• Aim: State how many lines in these records contain the word "circle", and nothing else.

(Data listing)
○ ○ ○ ○

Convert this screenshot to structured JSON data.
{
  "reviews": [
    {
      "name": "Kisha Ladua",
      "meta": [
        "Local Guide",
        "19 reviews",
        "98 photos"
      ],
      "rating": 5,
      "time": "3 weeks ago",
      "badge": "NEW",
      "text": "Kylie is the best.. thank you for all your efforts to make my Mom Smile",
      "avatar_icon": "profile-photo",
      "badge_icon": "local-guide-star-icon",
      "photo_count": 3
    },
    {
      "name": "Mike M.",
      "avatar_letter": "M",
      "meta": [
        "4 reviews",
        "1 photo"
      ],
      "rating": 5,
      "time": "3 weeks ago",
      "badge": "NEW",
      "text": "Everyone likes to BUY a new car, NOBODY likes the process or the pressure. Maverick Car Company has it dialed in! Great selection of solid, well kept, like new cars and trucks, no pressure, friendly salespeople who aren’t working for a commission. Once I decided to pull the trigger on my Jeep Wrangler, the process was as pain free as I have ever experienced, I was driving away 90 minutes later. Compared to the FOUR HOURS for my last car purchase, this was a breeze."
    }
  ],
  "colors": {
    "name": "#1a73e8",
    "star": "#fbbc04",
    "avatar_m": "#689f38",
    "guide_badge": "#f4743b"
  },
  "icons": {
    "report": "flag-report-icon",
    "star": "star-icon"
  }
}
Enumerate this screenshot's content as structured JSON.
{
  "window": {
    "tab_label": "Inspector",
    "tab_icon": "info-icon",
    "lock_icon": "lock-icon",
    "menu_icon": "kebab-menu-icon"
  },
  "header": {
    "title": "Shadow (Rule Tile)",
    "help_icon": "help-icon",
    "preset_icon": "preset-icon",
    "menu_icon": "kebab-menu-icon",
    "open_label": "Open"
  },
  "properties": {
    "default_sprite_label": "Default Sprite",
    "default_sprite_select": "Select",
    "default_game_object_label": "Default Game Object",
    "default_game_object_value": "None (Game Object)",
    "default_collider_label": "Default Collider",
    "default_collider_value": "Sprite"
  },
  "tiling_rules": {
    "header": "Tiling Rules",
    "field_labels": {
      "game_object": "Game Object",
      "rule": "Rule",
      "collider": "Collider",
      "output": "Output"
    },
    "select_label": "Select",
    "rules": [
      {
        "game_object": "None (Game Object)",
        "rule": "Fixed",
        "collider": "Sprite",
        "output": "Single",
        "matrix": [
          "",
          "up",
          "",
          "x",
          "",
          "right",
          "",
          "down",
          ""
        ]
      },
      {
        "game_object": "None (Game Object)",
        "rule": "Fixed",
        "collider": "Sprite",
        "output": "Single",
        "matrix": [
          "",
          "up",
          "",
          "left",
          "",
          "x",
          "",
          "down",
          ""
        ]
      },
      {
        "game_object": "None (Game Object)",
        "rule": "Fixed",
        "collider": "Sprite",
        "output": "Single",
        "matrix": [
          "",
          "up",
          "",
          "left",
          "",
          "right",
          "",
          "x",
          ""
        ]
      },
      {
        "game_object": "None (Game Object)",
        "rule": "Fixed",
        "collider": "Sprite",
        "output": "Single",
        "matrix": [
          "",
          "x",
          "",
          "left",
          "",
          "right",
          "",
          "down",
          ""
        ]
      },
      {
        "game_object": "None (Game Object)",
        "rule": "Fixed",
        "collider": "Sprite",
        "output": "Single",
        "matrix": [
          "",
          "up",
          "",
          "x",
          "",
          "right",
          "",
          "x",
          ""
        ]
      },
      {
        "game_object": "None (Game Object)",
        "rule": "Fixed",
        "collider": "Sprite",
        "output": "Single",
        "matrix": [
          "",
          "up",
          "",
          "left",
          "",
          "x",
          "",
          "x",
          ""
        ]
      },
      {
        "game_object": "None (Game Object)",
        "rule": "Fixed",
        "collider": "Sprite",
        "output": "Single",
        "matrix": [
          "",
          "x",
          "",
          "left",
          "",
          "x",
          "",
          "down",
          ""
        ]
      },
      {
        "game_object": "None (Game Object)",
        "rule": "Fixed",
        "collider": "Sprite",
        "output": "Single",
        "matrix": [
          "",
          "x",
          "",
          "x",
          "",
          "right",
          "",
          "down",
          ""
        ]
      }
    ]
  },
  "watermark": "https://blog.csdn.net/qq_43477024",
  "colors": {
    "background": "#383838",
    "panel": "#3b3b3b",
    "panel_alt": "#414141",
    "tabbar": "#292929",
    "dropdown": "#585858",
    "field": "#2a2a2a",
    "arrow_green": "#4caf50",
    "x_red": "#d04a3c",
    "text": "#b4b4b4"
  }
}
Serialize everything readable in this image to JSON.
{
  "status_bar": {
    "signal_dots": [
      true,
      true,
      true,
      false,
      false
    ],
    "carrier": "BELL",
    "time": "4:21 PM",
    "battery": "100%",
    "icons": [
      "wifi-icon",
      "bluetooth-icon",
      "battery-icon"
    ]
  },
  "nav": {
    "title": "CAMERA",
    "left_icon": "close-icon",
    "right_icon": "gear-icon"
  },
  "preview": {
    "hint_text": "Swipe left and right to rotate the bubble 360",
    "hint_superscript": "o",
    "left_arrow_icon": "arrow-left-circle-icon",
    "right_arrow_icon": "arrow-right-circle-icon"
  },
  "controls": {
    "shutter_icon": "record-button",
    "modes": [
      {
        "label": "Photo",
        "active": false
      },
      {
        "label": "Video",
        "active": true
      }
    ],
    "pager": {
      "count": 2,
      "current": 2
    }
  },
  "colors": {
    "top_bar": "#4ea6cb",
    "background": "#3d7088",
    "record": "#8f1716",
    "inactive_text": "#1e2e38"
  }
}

○ ○ ○ ○

• Response to this task: 2